**Work to be completed**
Lines containing the word "ставку" should be extracted in full.

**Stored records**

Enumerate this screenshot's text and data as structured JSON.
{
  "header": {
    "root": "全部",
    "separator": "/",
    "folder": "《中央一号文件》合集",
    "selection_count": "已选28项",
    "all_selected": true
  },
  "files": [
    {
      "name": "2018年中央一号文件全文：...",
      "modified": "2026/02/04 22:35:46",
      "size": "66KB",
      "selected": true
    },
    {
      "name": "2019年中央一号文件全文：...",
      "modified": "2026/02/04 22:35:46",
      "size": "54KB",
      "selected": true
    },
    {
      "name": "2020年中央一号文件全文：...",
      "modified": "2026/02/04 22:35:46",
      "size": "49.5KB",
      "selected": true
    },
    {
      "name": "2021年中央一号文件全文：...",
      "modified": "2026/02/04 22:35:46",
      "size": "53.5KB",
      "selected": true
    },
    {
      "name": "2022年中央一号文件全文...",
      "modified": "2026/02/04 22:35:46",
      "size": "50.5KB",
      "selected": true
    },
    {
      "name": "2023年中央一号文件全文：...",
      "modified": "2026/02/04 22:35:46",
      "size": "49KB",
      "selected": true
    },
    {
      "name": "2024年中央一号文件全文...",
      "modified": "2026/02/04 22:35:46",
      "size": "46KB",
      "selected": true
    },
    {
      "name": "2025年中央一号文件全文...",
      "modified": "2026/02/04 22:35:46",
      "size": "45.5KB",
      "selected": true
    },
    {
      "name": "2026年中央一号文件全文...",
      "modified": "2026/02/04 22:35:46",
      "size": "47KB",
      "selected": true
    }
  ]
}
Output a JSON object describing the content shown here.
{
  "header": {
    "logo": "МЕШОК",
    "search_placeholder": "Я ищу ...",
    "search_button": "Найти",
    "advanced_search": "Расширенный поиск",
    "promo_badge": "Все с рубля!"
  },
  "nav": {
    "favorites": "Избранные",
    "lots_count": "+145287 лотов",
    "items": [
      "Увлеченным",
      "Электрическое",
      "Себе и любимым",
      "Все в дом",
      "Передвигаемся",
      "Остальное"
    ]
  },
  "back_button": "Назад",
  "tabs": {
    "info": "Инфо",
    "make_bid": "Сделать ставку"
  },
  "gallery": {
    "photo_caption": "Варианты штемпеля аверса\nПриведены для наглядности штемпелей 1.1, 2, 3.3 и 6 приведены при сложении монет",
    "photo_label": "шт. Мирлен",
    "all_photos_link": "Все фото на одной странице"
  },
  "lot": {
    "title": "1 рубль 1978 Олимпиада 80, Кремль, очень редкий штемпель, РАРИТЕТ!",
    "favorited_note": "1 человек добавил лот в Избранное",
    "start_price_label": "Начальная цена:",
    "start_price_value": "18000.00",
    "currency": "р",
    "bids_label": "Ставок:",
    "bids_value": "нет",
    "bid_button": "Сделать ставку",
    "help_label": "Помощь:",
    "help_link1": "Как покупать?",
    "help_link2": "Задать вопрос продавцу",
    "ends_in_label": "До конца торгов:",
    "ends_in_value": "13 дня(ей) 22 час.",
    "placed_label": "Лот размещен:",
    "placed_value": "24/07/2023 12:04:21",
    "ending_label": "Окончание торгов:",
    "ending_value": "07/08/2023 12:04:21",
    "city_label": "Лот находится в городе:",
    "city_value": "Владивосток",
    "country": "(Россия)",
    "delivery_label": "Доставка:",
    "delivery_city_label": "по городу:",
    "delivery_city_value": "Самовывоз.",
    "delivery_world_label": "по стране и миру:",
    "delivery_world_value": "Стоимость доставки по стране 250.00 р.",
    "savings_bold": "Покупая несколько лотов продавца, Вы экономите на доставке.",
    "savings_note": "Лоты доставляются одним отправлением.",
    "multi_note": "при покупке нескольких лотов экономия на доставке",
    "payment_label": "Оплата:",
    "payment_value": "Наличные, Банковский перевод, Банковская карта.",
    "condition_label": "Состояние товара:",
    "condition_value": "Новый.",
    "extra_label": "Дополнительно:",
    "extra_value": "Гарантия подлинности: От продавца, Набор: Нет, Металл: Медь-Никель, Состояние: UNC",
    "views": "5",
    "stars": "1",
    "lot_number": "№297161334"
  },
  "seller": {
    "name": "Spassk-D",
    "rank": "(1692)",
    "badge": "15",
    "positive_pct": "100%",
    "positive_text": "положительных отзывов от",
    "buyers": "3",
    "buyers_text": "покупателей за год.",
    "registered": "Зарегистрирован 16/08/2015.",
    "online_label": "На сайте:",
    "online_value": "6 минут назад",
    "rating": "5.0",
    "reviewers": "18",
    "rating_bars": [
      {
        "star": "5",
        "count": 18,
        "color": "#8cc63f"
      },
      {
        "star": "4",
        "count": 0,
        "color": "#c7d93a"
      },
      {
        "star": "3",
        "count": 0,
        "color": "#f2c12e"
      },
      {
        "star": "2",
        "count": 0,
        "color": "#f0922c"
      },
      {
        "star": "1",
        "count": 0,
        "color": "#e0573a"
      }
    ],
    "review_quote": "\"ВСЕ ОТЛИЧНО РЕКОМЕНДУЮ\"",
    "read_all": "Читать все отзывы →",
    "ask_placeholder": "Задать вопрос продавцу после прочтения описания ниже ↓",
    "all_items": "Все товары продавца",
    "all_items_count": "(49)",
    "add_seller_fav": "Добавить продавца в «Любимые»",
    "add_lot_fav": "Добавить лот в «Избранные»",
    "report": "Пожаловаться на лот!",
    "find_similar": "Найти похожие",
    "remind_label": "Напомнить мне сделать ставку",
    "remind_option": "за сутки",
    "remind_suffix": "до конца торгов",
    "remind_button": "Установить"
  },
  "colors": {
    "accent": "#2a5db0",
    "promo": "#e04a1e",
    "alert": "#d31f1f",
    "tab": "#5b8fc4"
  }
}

**Finished task**
    "make_bid": "Сделать ставку"
    "bid_button": "Сделать ставку",
    "remind_label": "Напомнить мне сделать ставку",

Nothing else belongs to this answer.